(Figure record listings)
*****

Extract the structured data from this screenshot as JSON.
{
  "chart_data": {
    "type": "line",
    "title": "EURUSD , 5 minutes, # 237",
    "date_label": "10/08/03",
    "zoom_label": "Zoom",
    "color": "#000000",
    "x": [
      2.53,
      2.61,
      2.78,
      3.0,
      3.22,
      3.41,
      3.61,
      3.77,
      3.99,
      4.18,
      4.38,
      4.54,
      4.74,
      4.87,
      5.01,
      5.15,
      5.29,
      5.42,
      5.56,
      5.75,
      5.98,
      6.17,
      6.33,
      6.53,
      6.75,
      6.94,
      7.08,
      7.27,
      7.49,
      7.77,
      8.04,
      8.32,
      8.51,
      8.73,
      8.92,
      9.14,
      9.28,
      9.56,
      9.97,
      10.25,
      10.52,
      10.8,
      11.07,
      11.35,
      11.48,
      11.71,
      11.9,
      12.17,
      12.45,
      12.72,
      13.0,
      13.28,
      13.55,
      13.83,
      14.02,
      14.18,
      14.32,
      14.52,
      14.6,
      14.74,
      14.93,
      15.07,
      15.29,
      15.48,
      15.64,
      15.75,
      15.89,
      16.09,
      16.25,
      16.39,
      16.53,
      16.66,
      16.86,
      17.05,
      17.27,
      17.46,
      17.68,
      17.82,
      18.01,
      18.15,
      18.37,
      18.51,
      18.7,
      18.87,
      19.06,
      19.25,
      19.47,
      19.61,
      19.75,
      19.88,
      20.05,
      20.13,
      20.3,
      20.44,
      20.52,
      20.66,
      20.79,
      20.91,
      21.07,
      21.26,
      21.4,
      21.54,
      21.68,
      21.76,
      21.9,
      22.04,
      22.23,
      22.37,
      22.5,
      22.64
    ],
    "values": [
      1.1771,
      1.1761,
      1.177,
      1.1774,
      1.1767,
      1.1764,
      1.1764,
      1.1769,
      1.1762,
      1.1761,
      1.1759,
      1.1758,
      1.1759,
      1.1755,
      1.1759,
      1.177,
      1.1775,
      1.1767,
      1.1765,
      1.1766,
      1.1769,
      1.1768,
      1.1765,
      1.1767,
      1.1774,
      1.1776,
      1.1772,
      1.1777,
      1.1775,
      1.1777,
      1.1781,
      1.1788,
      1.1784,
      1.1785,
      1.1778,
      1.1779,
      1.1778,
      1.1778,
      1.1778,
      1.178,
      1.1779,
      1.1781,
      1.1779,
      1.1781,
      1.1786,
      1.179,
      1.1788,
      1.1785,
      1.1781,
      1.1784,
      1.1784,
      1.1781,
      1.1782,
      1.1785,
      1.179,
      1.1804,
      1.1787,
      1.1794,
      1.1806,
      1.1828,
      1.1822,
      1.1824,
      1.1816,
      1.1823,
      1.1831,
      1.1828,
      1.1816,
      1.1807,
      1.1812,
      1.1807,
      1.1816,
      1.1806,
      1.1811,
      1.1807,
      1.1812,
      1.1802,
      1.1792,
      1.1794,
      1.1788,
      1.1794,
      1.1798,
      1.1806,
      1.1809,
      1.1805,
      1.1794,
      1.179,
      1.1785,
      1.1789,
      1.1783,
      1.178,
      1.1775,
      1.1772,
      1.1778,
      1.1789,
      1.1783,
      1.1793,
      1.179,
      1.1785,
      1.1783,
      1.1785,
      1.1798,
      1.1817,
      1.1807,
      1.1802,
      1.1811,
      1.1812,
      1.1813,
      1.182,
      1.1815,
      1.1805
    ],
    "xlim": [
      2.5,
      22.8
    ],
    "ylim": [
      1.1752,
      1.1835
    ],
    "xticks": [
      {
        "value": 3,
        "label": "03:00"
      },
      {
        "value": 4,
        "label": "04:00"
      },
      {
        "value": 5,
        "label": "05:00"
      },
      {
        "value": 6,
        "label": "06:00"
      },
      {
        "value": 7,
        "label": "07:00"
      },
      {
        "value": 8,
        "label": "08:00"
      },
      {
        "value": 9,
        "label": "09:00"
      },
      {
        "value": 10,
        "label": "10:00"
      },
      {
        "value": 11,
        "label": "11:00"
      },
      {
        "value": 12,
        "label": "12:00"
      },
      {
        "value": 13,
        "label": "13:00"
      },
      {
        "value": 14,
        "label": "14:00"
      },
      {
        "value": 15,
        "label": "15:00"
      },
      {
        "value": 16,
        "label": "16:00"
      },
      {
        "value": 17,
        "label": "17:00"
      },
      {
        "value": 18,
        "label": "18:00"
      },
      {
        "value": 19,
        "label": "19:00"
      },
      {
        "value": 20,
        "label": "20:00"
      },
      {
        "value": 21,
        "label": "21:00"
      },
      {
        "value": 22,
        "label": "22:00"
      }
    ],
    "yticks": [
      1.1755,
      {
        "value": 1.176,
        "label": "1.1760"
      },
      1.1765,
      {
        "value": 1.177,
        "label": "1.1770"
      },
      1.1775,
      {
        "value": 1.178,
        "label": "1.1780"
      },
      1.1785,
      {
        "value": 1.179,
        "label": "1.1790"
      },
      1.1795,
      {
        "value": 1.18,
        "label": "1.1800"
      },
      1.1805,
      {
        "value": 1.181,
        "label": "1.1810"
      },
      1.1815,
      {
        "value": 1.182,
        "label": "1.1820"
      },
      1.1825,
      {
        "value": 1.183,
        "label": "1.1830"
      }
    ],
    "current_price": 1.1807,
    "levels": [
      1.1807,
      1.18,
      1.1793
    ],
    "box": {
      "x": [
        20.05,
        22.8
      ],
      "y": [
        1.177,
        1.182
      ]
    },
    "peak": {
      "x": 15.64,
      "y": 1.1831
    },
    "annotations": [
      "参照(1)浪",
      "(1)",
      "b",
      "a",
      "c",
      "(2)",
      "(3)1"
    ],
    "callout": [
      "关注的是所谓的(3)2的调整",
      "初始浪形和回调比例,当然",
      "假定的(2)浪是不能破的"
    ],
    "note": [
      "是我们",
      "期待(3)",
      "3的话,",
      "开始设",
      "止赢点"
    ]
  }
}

*****

● INSTRUCTIONS FOR THE TASK
Can you reproduce all the material exactly?

● EXPECTED ANSWER
Extract the structured data from this screenshot as JSON.
{
  "chart_data": {
    "type": "line",
    "title": "EURUSD , 5 minutes, # 237",
    "date_label": "10/08/03",
    "zoom_label": "Zoom",
    "color": "#000000",
    "x": [
      2.53,
      2.61,
      2.78,
      3.0,
      3.22,
      3.41,
      3.61,
      3.77,
      3.99,
      4.18,
      4.38,
      4.54,
      4.74,
      4.87,
      5.01,
      5.15,
      5.29,
      5.42,
      5.56,
      5.75,
      5.98,
      6.17,
      6.33,
      6.53,
      6.75,
      6.94,
      7.08,
      7.27,
      7.49,
      7.77,
      8.04,
      8.32,
      8.51,
      8.73,
      8.92,
      9.14,
      9.28,
      9.56,
      9.97,
      10.25,
      10.52,
      10.8,
      11.07,
      11.35,
      11.48,
      11.71,
      11.9,
      12.17,
      12.45,
      12.72,
      13.0,
      13.28,
      13.55,
      13.83,
      14.02,
      14.18,
      14.32,
      14.52,
      14.6,
      14.74,
      14.93,
      15.07,
      15.29,
      15.48,
      15.64,
      15.75,
      15.89,
      16.09,
      16.25,
      16.39,
      16.53,
      16.66,
      16.86,
      17.05,
      17.27,
      17.46,
      17.68,
      17.82,
      18.01,
      18.15,
      18.37,
      18.51,
      18.7,
      18.87,
      19.06,
      19.25,
      19.47,
      19.61,
      19.75,
      19.88,
      20.05,
      20.13,
      20.3,
      20.44,
      20.52,
      20.66,
      20.79,
      20.91,
      21.07,
      21.26,
      21.4,
      21.54,
      21.68,
      21.76,
      21.9,
      22.04,
      22.23,
      22.37,
      22.5,
      22.64
    ],
    "values": [
      1.1771,
      1.1761,
      1.177,
      1.1774,
      1.1767,
      1.1764,
      1.1764,
      1.1769,
      1.1762,
      1.1761,
      1.1759,
      1.1758,
      1.1759,
      1.1755,
      1.1759,
      1.177,
      1.1775,
      1.1767,
      1.1765,
      1.1766,
      1.1769,
      1.1768,
      1.1765,
      1.1767,
      1.1774,
      1.1776,
      1.1772,
      1.1777,
      1.1775,
      1.1777,
      1.1781,
      1.1788,
      1.1784,
      1.1785,
      1.1778,
      1.1779,
      1.1778,
      1.1778,
      1.1778,
      1.178,
      1.1779,
      1.1781,
      1.1779,
      1.1781,
      1.1786,
      1.179,
      1.1788,
      1.1785,
      1.1781,
      1.1784,
      1.1784,
      1.1781,
      1.1782,
      1.1785,
      1.179,
      1.1804,
      1.1787,
      1.1794,
      1.1806,
      1.1828,
      1.1822,
      1.1824,
      1.1816,
      1.1823,
      1.1831,
      1.1828,
      1.1816,
      1.1807,
      1.1812,
      1.1807,
      1.1816,
      1.1806,
      1.1811,
      1.1807,
      1.1812,
      1.1802,
      1.1792,
      1.1794,
      1.1788,
      1.1794,
      1.1798,
      1.1806,
      1.1809,
      1.1805,
      1.1794,
      1.179,
      1.1785,
      1.1789,
      1.1783,
      1.178,
      1.1775,
      1.1772,
      1.1778,
      1.1789,
      1.1783,
      1.1793,
      1.179,
      1.1785,
      1.1783,
      1.1785,
      1.1798,
      1.1817,
      1.1807,
      1.1802,
      1.1811,
      1.1812,
      1.1813,
      1.182,
      1.1815,
      1.1805
    ],
    "xlim": [
      2.5,
      22.8
    ],
    "ylim": [
      1.1752,
      1.1835
    ],
    "xticks": [
      {
        "value": 3,
        "label": "03:00"
      },
      {
        "value": 4,
        "label": "04:00"
      },
      {
        "value": 5,
        "label": "05:00"
      },
      {
        "value": 6,
        "label": "06:00"
      },
      {
        "value": 7,
        "label": "07:00"
      },
      {
        "value": 8,
        "label": "08:00"
      },
      {
        "value": 9,
        "label": "09:00"
      },
      {
        "value": 10,
        "label": "10:00"
      },
      {
        "value": 11,
        "label": "11:00"
      },
      {
        "value": 12,
        "label": "12:00"
      },
      {
        "value": 13,
        "label": "13:00"
      },
      {
        "value": 14,
        "label": "14:00"
      },
      {
        "value": 15,
        "label": "15:00"
      },
      {
        "value": 16,
        "label": "16:00"
      },
      {
        "value": 17,
        "label": "17:00"
      },
      {
        "value": 18,
        "label": "18:00"
      },
      {
        "value": 19,
        "label": "19:00"
      },
      {
        "value": 20,
        "label": "20:00"
      },
      {
        "value": 21,
        "label": "21:00"
      },
      {
        "value": 22,
        "label": "22:00"
      }
    ],
    "yticks": [
      1.1755,
      {
        "value": 1.176,
        "label": "1.1760"
      },
      1.1765,
      {
        "value": 1.177,
        "label": "1.1770"
      },
      1.1775,
      {
        "value": 1.178,
        "label": "1.1780"
      },
      1.1785,
      {
        "value": 1.179,
        "label": "1.1790"
      },
      1.1795,
      {
        "value": 1.18,
        "label": "1.1800"
      },
      1.1805,
      {
        "value": 1.181,
        "label": "1.1810"
      },
      1.1815,
      {
        "value": 1.182,
        "label": "1.1820"
      },
      1.1825,
      {
        "value": 1.183,
        "label": "1.1830"
      }
    ],
    "current_price": 1.1807,
    "levels": [
      1.1807,
      1.18,
      1.1793
    ],
    "box": {
      "x": [
        20.05,
        22.8
      ],
      "y": [
        1.177,
        1.182
      ]
    },
    "peak": {
      "x": 15.64,
      "y": 1.1831
    },
    "annotations": [
      "参照(1)浪",
      "(1)",
      "b",
      "a",
      "c",
      "(2)",
      "(3)1"
    ],
    "callout": [
      "关注的是所谓的(3)2的调整",
      "初始浪形和回调比例,当然",
      "假定的(2)浪是不能破的"
    ],
    "note": [
      "是我们",
      "期待(3)",
      "3的话,",
      "开始设",
      "止赢点"
    ]
  }
}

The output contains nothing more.